--- Materials provided ---

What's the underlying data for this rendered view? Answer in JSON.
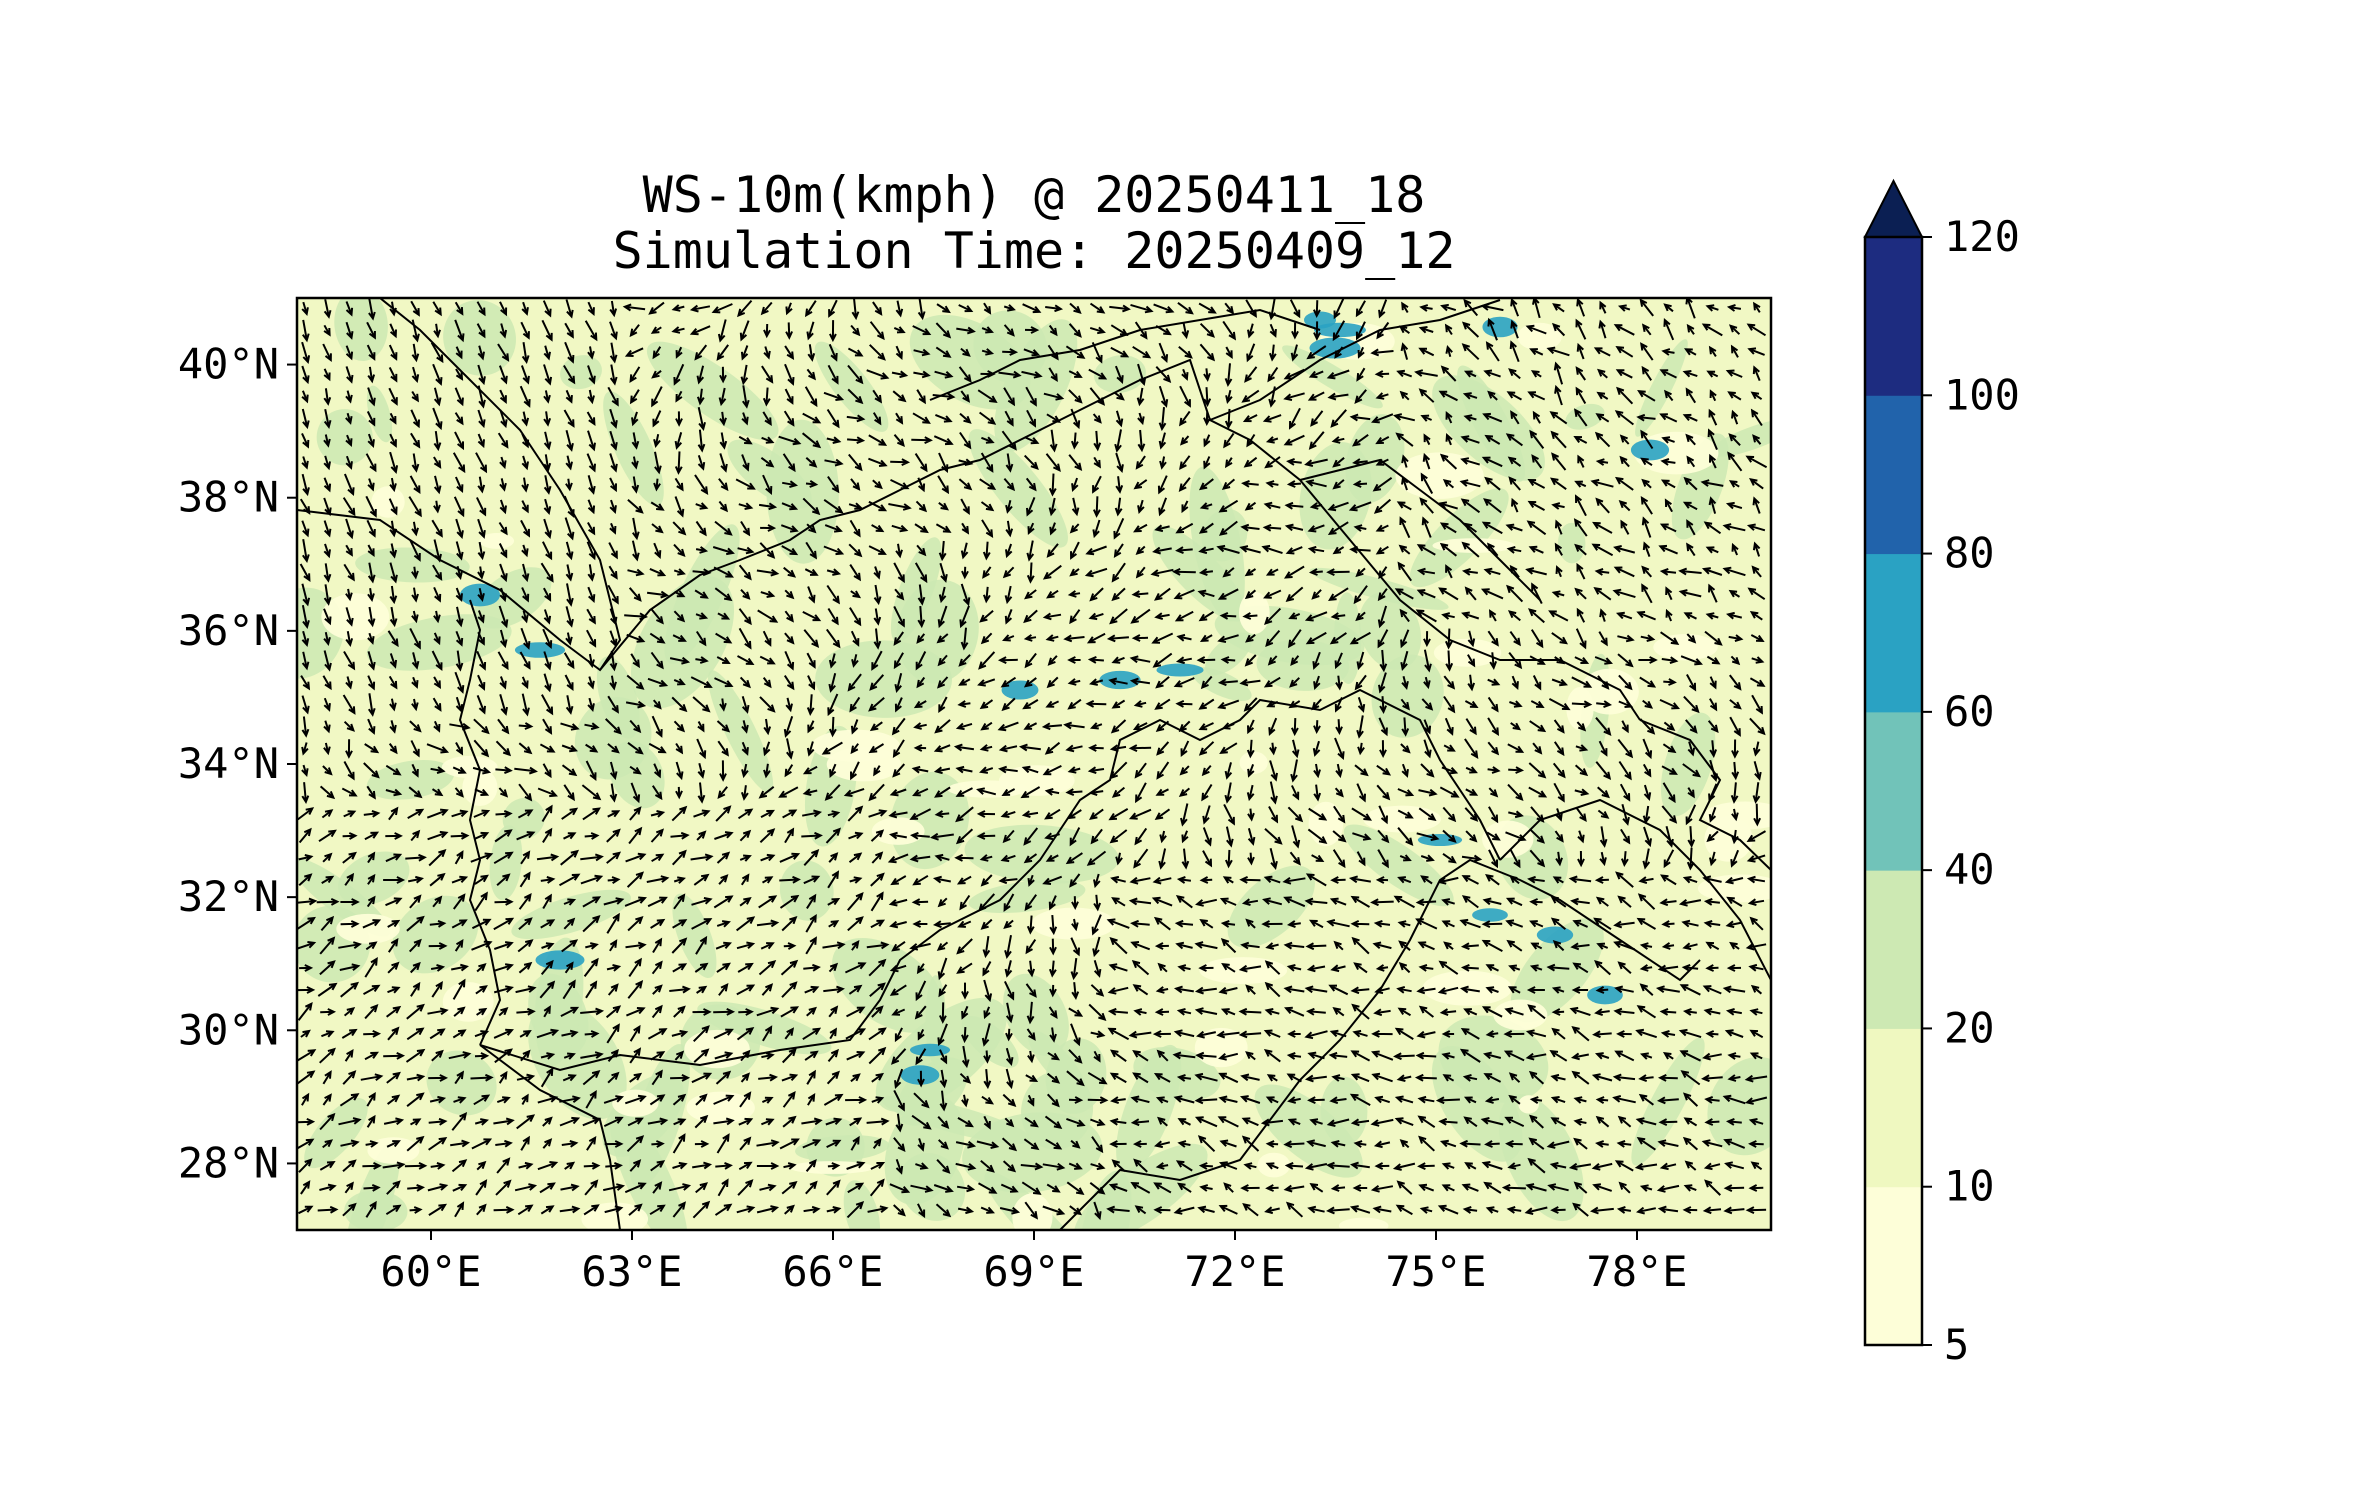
{
  "title": {
    "line1": "WS-10m(kmph) @ 20250411_18",
    "line2": "Simulation Time: 20250409_12"
  },
  "map": {
    "lon_range": [
      58.0,
      80.0
    ],
    "lat_range": [
      27.0,
      41.0
    ],
    "lon_ticks": [
      {
        "value": 60,
        "label": "60°E"
      },
      {
        "value": 63,
        "label": "63°E"
      },
      {
        "value": 66,
        "label": "66°E"
      },
      {
        "value": 69,
        "label": "69°E"
      },
      {
        "value": 72,
        "label": "72°E"
      },
      {
        "value": 75,
        "label": "75°E"
      },
      {
        "value": 78,
        "label": "78°E"
      }
    ],
    "lat_ticks": [
      {
        "value": 28,
        "label": "28°N"
      },
      {
        "value": 30,
        "label": "30°N"
      },
      {
        "value": 32,
        "label": "32°N"
      },
      {
        "value": 34,
        "label": "34°N"
      },
      {
        "value": 36,
        "label": "36°N"
      },
      {
        "value": 38,
        "label": "38°N"
      },
      {
        "value": 40,
        "label": "40°N"
      }
    ],
    "field": "10 m wind speed with wind direction arrows",
    "base_color": "#f1f8c4",
    "arrow_color": "#000000"
  },
  "colorbar": {
    "levels": [
      {
        "value": 5,
        "label": "5"
      },
      {
        "value": 10,
        "label": "10"
      },
      {
        "value": 20,
        "label": "20"
      },
      {
        "value": 40,
        "label": "40"
      },
      {
        "value": 60,
        "label": "60"
      },
      {
        "value": 80,
        "label": "80"
      },
      {
        "value": 100,
        "label": "100"
      },
      {
        "value": 120,
        "label": "120"
      }
    ],
    "colors": [
      "#fdfed8",
      "#eff8c0",
      "#cde9b3",
      "#71c3b9",
      "#2aa2c3",
      "#2163ab",
      "#1d2c80"
    ],
    "extend_color": "#0b1f53",
    "extend": "max"
  }
}
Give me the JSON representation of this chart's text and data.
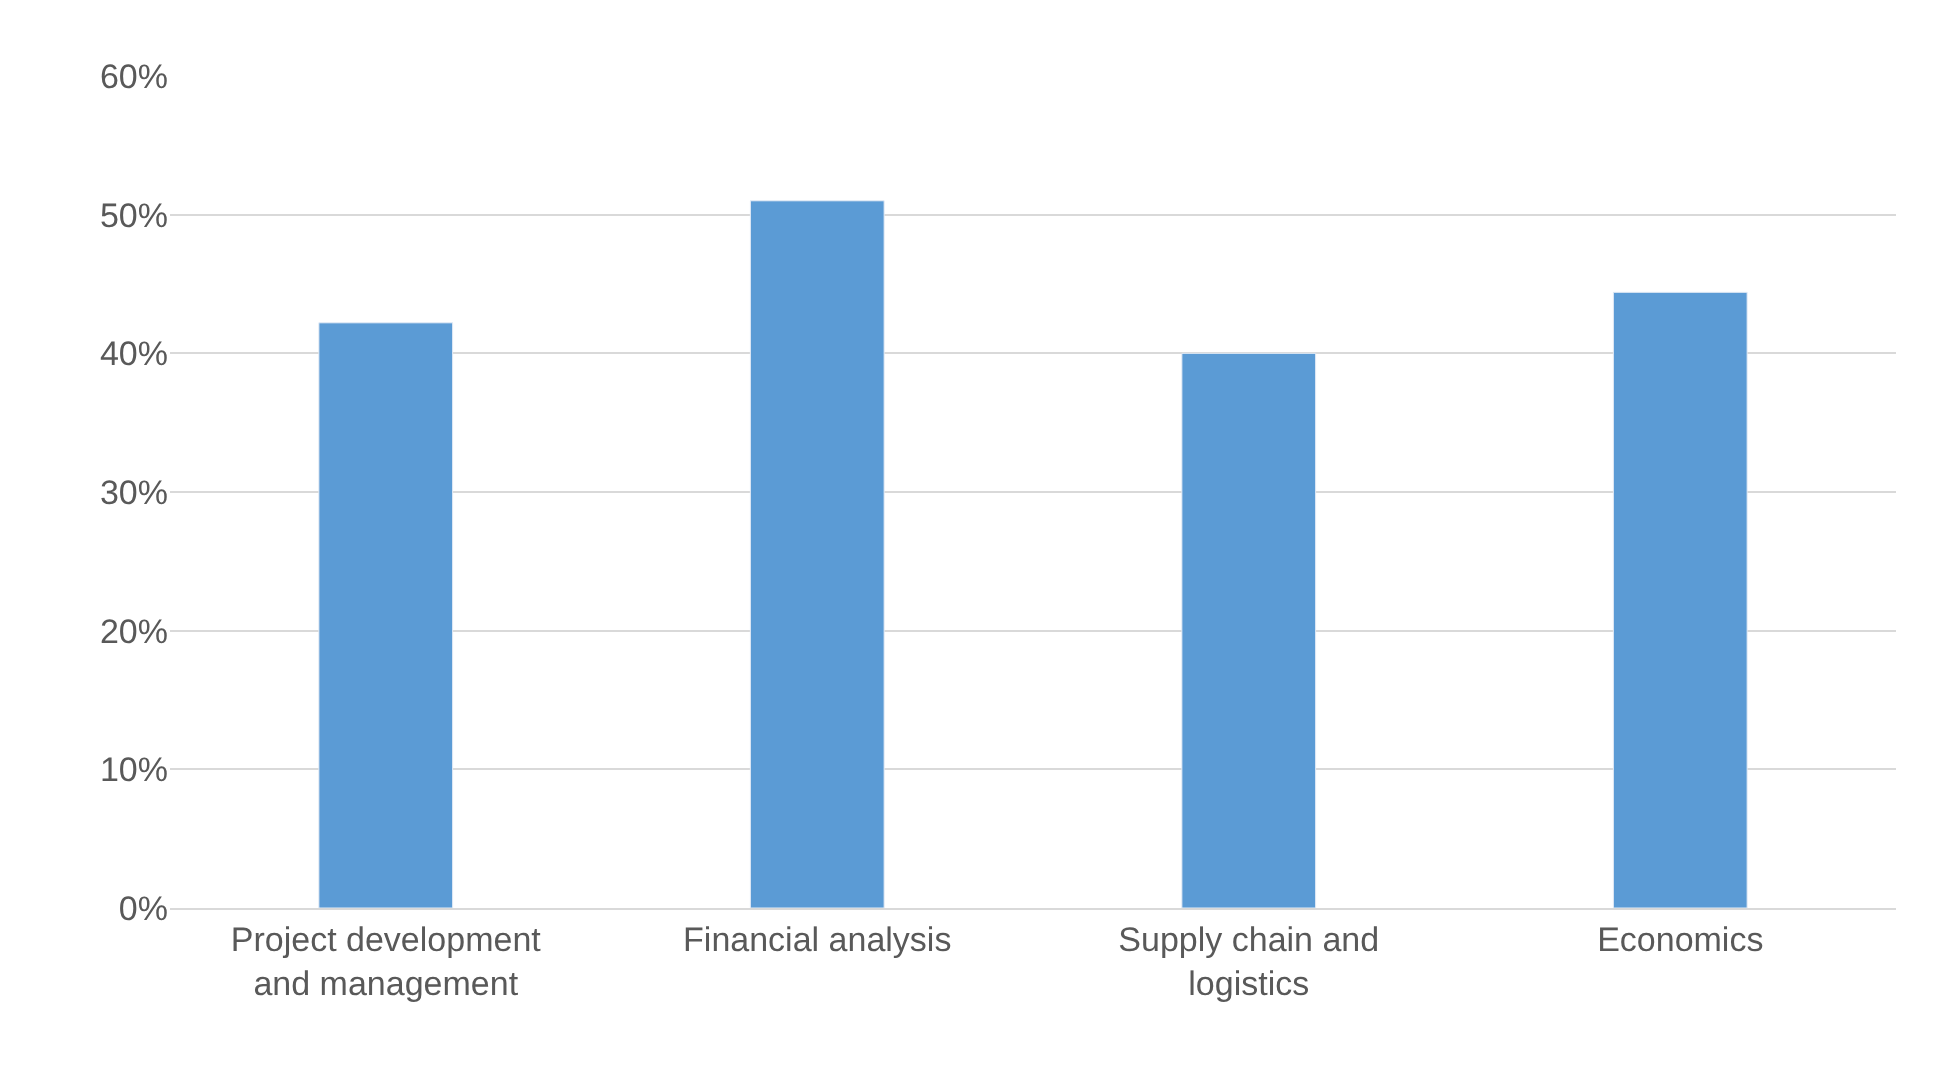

---

Objective:
Write the entries above out in full, exactly, with no images.

Solved problem:
What's the underlying data for this rendered view? Answer in JSON.
{
  "title": {
    "line1": "WS-10m(kmph) @ 20250411_18",
    "line2": "Simulation Time: 20250409_12"
  },
  "map": {
    "lon_range": [
      58.0,
      80.0
    ],
    "lat_range": [
      27.0,
      41.0
    ],
    "lon_ticks": [
      {
        "value": 60,
        "label": "60°E"
      },
      {
        "value": 63,
        "label": "63°E"
      },
      {
        "value": 66,
        "label": "66°E"
      },
      {
        "value": 69,
        "label": "69°E"
      },
      {
        "value": 72,
        "label": "72°E"
      },
      {
        "value": 75,
        "label": "75°E"
      },
      {
        "value": 78,
        "label": "78°E"
      }
    ],
    "lat_ticks": [
      {
        "value": 28,
        "label": "28°N"
      },
      {
        "value": 30,
        "label": "30°N"
      },
      {
        "value": 32,
        "label": "32°N"
      },
      {
        "value": 34,
        "label": "34°N"
      },
      {
        "value": 36,
        "label": "36°N"
      },
      {
        "value": 38,
        "label": "38°N"
      },
      {
        "value": 40,
        "label": "40°N"
      }
    ],
    "field": "10 m wind speed with wind direction arrows",
    "base_color": "#f1f8c4",
    "arrow_color": "#000000"
  },
  "colorbar": {
    "levels": [
      {
        "value": 5,
        "label": "5"
      },
      {
        "value": 10,
        "label": "10"
      },
      {
        "value": 20,
        "label": "20"
      },
      {
        "value": 40,
        "label": "40"
      },
      {
        "value": 60,
        "label": "60"
      },
      {
        "value": 80,
        "label": "80"
      },
      {
        "value": 100,
        "label": "100"
      },
      {
        "value": 120,
        "label": "120"
      }
    ],
    "colors": [
      "#fdfed8",
      "#eff8c0",
      "#cde9b3",
      "#71c3b9",
      "#2aa2c3",
      "#2163ab",
      "#1d2c80"
    ],
    "extend_color": "#0b1f53",
    "extend": "max"
  }
}
Give me the JSON representation of this chart's text and data.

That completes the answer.